• **Exercise requirements**
Print the full listing exactly.

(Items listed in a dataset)
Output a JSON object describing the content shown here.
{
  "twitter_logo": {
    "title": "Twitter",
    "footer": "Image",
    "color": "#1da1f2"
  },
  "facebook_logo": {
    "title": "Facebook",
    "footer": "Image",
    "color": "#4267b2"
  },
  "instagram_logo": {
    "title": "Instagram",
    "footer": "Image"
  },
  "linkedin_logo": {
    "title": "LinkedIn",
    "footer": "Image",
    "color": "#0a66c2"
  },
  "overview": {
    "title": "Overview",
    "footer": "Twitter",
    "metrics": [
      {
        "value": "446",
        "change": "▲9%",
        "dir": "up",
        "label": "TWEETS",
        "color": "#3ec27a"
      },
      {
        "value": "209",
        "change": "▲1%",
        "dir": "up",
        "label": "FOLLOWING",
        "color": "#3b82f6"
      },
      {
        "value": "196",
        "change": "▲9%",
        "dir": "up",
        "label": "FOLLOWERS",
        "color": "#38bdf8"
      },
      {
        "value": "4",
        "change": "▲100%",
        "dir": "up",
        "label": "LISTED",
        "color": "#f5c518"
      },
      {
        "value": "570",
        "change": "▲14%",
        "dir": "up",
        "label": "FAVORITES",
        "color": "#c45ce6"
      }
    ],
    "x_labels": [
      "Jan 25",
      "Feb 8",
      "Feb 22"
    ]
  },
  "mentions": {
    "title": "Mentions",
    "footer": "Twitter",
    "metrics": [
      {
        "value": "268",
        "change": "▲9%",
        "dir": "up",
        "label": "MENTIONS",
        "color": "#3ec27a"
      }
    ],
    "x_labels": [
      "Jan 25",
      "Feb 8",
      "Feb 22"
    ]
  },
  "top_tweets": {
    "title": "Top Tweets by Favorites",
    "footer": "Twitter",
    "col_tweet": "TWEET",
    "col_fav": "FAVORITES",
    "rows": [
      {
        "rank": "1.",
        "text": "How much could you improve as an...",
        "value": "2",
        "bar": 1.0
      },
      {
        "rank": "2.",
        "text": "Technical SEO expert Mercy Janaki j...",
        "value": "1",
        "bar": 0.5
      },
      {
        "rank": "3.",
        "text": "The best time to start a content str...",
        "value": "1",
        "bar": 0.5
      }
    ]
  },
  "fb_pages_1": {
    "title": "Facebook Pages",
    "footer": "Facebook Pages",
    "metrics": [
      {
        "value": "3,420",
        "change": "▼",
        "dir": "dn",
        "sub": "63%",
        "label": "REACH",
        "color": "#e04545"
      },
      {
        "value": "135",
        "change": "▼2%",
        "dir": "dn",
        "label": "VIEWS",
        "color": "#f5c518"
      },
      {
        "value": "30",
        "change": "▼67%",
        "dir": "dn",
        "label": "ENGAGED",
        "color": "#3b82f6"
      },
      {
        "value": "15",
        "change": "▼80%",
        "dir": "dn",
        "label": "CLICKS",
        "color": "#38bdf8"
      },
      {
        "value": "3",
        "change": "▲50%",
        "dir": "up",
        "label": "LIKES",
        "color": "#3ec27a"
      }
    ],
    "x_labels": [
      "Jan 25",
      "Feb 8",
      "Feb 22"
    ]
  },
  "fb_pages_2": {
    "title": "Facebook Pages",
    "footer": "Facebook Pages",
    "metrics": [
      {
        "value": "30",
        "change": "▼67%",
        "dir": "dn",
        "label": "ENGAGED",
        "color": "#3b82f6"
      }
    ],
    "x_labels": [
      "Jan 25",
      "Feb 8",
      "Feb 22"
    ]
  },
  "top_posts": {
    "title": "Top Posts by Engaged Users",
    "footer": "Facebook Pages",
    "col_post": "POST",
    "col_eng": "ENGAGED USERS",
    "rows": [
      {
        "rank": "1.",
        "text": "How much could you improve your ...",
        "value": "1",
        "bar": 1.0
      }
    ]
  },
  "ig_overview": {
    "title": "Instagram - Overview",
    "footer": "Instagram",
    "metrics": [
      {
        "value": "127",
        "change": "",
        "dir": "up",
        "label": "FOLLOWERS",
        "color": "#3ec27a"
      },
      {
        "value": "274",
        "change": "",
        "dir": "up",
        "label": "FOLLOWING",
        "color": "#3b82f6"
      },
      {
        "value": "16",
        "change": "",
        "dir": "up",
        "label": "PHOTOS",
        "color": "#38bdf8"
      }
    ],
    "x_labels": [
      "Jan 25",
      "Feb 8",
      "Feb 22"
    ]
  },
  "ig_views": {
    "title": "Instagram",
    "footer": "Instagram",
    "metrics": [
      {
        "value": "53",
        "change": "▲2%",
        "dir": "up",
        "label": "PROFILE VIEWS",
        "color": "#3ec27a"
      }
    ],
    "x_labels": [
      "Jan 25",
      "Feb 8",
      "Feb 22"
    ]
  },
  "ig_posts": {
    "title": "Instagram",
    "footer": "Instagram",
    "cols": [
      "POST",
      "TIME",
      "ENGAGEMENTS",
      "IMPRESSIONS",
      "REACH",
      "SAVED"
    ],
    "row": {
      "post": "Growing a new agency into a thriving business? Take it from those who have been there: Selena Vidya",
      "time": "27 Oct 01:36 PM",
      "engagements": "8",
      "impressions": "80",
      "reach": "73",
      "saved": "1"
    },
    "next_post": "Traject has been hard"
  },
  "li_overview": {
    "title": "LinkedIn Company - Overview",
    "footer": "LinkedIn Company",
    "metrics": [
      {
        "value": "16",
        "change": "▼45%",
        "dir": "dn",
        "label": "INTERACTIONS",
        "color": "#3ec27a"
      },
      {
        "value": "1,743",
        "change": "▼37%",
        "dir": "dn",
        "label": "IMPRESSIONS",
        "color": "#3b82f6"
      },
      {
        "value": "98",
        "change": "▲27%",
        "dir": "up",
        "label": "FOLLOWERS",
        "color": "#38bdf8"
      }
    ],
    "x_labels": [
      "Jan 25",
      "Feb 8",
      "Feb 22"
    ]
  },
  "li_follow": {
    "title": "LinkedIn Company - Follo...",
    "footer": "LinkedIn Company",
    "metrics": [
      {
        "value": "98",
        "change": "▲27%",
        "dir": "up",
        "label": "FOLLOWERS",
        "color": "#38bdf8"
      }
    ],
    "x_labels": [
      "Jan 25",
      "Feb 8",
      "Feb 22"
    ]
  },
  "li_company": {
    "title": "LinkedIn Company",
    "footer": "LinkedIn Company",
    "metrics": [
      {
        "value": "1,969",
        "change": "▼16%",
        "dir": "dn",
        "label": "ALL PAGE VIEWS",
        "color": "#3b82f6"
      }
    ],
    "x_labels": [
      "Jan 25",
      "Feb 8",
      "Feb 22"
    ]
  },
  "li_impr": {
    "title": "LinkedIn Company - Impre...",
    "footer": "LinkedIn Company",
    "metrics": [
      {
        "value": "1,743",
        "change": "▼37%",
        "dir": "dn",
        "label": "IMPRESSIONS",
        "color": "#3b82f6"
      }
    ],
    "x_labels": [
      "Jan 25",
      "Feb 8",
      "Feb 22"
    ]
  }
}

• **Response to this exercise**
Output a JSON object describing the content shown here.
{
  "twitter_logo": {
    "title": "Twitter",
    "footer": "Image",
    "color": "#1da1f2"
  },
  "facebook_logo": {
    "title": "Facebook",
    "footer": "Image",
    "color": "#4267b2"
  },
  "instagram_logo": {
    "title": "Instagram",
    "footer": "Image"
  },
  "linkedin_logo": {
    "title": "LinkedIn",
    "footer": "Image",
    "color": "#0a66c2"
  },
  "overview": {
    "title": "Overview",
    "footer": "Twitter",
    "metrics": [
      {
        "value": "446",
        "change": "▲9%",
        "dir": "up",
        "label": "TWEETS",
        "color": "#3ec27a"
      },
      {
        "value": "209",
        "change": "▲1%",
        "dir": "up",
        "label": "FOLLOWING",
        "color": "#3b82f6"
      },
      {
        "value": "196",
        "change": "▲9%",
        "dir": "up",
        "label": "FOLLOWERS",
        "color": "#38bdf8"
      },
      {
        "value": "4",
        "change": "▲100%",
        "dir": "up",
        "label": "LISTED",
        "color": "#f5c518"
      },
      {
        "value": "570",
        "change": "▲14%",
        "dir": "up",
        "label": "FAVORITES",
        "color": "#c45ce6"
      }
    ],
    "x_labels": [
      "Jan 25",
      "Feb 8",
      "Feb 22"
    ]
  },
  "mentions": {
    "title": "Mentions",
    "footer": "Twitter",
    "metrics": [
      {
        "value": "268",
        "change": "▲9%",
        "dir": "up",
        "label": "MENTIONS",
        "color": "#3ec27a"
      }
    ],
    "x_labels": [
      "Jan 25",
      "Feb 8",
      "Feb 22"
    ]
  },
  "top_tweets": {
    "title": "Top Tweets by Favorites",
    "footer": "Twitter",
    "col_tweet": "TWEET",
    "col_fav": "FAVORITES",
    "rows": [
      {
        "rank": "1.",
        "text": "How much could you improve as an...",
        "value": "2",
        "bar": 1.0
      },
      {
        "rank": "2.",
        "text": "Technical SEO expert Mercy Janaki j...",
        "value": "1",
        "bar": 0.5
      },
      {
        "rank": "3.",
        "text": "The best time to start a content str...",
        "value": "1",
        "bar": 0.5
      }
    ]
  },
  "fb_pages_1": {
    "title": "Facebook Pages",
    "footer": "Facebook Pages",
    "metrics": [
      {
        "value": "3,420",
        "change": "▼",
        "dir": "dn",
        "sub": "63%",
        "label": "REACH",
        "color": "#e04545"
      },
      {
        "value": "135",
        "change": "▼2%",
        "dir": "dn",
        "label": "VIEWS",
        "color": "#f5c518"
      },
      {
        "value": "30",
        "change": "▼67%",
        "dir": "dn",
        "label": "ENGAGED",
        "color": "#3b82f6"
      },
      {
        "value": "15",
        "change": "▼80%",
        "dir": "dn",
        "label": "CLICKS",
        "color": "#38bdf8"
      },
      {
        "value": "3",
        "change": "▲50%",
        "dir": "up",
        "label": "LIKES",
        "color": "#3ec27a"
      }
    ],
    "x_labels": [
      "Jan 25",
      "Feb 8",
      "Feb 22"
    ]
  },
  "fb_pages_2": {
    "title": "Facebook Pages",
    "footer": "Facebook Pages",
    "metrics": [
      {
        "value": "30",
        "change": "▼67%",
        "dir": "dn",
        "label": "ENGAGED",
        "color": "#3b82f6"
      }
    ],
    "x_labels": [
      "Jan 25",
      "Feb 8",
      "Feb 22"
    ]
  },
  "top_posts": {
    "title": "Top Posts by Engaged Users",
    "footer": "Facebook Pages",
    "col_post": "POST",
    "col_eng": "ENGAGED USERS",
    "rows": [
      {
        "rank": "1.",
        "text": "How much could you improve your ...",
        "value": "1",
        "bar": 1.0
      }
    ]
  },
  "ig_overview": {
    "title": "Instagram - Overview",
    "footer": "Instagram",
    "metrics": [
      {
        "value": "127",
        "change": "",
        "dir": "up",
        "label": "FOLLOWERS",
        "color": "#3ec27a"
      },
      {
        "value": "274",
        "change": "",
        "dir": "up",
        "label": "FOLLOWING",
        "color": "#3b82f6"
      },
      {
        "value": "16",
        "change": "",
        "dir": "up",
        "label": "PHOTOS",
        "color": "#38bdf8"
      }
    ],
    "x_labels": [
      "Jan 25",
      "Feb 8",
      "Feb 22"
    ]
  },
  "ig_views": {
    "title": "Instagram",
    "footer": "Instagram",
    "metrics": [
      {
        "value": "53",
        "change": "▲2%",
        "dir": "up",
        "label": "PROFILE VIEWS",
        "color": "#3ec27a"
      }
    ],
    "x_labels": [
      "Jan 25",
      "Feb 8",
      "Feb 22"
    ]
  },
  "ig_posts": {
    "title": "Instagram",
    "footer": "Instagram",
    "cols": [
      "POST",
      "TIME",
      "ENGAGEMENTS",
      "IMPRESSIONS",
      "REACH",
      "SAVED"
    ],
    "row": {
      "post": "Growing a new agency into a thriving business? Take it from those who have been there: Selena Vidya",
      "time": "27 Oct 01:36 PM",
      "engagements": "8",
      "impressions": "80",
      "reach": "73",
      "saved": "1"
    },
    "next_post": "Traject has been hard"
  },
  "li_overview": {
    "title": "LinkedIn Company - Overview",
    "footer": "LinkedIn Company",
    "metrics": [
      {
        "value": "16",
        "change": "▼45%",
        "dir": "dn",
        "label": "INTERACTIONS",
        "color": "#3ec27a"
      },
      {
        "value": "1,743",
        "change": "▼37%",
        "dir": "dn",
        "label": "IMPRESSIONS",
        "color": "#3b82f6"
      },
      {
        "value": "98",
        "change": "▲27%",
        "dir": "up",
        "label": "FOLLOWERS",
        "color": "#38bdf8"
      }
    ],
    "x_labels": [
      "Jan 25",
      "Feb 8",
      "Feb 22"
    ]
  },
  "li_follow": {
    "title": "LinkedIn Company - Follo...",
    "footer": "LinkedIn Company",
    "metrics": [
      {
        "value": "98",
        "change": "▲27%",
        "dir": "up",
        "label": "FOLLOWERS",
        "color": "#38bdf8"
      }
    ],
    "x_labels": [
      "Jan 25",
      "Feb 8",
      "Feb 22"
    ]
  },
  "li_company": {
    "title": "LinkedIn Company",
    "footer": "LinkedIn Company",
    "metrics": [
      {
        "value": "1,969",
        "change": "▼16%",
        "dir": "dn",
        "label": "ALL PAGE VIEWS",
        "color": "#3b82f6"
      }
    ],
    "x_labels": [
      "Jan 25",
      "Feb 8",
      "Feb 22"
    ]
  },
  "li_impr": {
    "title": "LinkedIn Company - Impre...",
    "footer": "LinkedIn Company",
    "metrics": [
      {
        "value": "1,743",
        "change": "▼37%",
        "dir": "dn",
        "label": "IMPRESSIONS",
        "color": "#3b82f6"
      }
    ],
    "x_labels": [
      "Jan 25",
      "Feb 8",
      "Feb 22"
    ]
  }
}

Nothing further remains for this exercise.